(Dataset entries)

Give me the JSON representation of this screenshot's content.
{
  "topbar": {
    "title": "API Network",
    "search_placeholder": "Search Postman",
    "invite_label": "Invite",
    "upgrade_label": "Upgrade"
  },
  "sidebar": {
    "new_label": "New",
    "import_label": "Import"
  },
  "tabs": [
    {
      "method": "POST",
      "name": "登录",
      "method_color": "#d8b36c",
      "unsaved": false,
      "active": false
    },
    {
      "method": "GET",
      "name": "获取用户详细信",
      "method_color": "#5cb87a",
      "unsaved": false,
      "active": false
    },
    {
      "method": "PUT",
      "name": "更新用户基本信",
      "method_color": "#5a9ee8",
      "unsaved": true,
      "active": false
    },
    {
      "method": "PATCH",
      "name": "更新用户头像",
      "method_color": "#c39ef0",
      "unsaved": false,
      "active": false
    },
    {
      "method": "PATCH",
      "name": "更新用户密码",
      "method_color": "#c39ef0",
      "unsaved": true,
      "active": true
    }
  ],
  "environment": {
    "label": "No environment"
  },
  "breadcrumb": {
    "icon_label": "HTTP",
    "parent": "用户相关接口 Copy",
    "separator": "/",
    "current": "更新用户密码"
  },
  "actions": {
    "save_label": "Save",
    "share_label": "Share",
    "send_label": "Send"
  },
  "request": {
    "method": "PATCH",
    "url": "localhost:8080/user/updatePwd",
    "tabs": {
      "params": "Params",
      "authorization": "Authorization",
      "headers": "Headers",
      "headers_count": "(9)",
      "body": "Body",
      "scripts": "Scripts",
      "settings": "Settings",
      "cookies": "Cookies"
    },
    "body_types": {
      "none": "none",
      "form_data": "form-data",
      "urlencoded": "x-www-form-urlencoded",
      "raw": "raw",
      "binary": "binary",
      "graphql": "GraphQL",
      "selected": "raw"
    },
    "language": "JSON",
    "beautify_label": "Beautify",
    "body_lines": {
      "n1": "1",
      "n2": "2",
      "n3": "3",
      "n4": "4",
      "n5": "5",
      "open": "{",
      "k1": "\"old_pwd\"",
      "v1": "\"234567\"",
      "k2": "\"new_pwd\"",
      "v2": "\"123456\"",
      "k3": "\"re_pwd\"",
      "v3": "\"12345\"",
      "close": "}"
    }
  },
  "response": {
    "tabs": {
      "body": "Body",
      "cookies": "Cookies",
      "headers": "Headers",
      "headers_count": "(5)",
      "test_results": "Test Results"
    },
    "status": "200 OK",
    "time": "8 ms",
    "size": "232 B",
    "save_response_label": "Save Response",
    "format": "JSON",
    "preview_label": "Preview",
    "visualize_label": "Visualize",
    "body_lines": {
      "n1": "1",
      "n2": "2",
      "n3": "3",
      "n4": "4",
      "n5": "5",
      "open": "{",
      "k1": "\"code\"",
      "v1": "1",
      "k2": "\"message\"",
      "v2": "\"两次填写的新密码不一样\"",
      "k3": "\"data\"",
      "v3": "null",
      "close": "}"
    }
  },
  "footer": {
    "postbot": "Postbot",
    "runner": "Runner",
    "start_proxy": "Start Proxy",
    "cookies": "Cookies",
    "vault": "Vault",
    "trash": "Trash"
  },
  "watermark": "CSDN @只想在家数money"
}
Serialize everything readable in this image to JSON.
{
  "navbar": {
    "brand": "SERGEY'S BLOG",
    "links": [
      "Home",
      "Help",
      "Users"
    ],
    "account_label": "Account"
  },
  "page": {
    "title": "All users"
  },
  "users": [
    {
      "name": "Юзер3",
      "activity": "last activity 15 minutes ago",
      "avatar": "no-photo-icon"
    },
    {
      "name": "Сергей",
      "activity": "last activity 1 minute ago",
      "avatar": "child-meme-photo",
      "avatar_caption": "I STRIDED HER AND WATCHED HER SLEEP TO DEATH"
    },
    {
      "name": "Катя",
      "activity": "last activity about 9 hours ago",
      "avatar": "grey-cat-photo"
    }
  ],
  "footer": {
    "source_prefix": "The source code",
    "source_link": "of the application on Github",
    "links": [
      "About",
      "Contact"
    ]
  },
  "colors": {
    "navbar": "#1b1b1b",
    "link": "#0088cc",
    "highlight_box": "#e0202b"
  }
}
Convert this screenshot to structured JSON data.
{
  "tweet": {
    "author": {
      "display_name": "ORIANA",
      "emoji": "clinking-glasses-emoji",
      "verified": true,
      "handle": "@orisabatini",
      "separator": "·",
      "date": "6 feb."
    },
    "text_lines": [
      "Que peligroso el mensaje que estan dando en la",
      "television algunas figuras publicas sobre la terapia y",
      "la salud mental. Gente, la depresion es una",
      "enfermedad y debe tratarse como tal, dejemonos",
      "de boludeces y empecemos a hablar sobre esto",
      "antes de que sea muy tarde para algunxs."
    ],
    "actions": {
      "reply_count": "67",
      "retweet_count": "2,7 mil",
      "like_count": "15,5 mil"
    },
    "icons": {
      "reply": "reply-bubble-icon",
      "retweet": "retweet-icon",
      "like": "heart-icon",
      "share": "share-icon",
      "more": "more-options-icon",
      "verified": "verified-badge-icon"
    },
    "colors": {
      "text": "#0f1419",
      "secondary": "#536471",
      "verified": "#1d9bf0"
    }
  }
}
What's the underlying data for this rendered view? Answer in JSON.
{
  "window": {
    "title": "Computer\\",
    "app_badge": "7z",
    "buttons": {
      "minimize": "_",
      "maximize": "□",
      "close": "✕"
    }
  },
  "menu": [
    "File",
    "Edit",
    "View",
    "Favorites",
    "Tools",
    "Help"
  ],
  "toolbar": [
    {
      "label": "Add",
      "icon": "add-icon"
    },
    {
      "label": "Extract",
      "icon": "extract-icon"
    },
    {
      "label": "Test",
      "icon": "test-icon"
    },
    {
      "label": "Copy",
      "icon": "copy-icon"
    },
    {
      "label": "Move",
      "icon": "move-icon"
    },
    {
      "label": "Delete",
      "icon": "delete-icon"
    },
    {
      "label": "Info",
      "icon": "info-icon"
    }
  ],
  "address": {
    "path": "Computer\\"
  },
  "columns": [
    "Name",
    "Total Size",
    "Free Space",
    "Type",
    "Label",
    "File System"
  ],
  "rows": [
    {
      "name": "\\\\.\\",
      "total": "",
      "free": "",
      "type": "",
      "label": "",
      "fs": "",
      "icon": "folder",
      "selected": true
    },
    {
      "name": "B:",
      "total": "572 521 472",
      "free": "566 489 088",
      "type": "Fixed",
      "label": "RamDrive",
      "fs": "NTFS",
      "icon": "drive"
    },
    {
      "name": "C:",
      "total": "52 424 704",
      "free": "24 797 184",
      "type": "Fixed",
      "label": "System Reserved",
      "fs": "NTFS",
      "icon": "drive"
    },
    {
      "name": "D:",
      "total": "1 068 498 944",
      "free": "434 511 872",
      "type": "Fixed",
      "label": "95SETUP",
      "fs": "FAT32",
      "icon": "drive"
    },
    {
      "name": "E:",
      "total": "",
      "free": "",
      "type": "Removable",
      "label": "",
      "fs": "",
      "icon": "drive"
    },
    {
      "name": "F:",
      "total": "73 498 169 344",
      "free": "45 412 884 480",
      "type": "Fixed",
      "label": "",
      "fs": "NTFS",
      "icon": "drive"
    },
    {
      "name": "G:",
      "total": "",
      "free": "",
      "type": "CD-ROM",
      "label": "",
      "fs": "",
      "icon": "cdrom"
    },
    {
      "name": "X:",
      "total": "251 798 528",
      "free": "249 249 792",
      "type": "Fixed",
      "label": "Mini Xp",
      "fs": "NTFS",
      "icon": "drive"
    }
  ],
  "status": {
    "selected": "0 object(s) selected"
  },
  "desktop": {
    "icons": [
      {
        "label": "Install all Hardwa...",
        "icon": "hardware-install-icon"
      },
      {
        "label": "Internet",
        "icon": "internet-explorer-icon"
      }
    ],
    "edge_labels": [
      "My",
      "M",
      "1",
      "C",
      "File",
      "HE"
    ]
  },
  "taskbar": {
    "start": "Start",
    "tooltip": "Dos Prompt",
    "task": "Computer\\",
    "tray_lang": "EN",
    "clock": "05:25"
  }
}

* TASK BRIEF *
Filter for "screenshot". Return all lines that hold it.

* WRITTEN REPLY *
Give me the JSON representation of this screenshot's content.
Convert this screenshot to structured JSON data.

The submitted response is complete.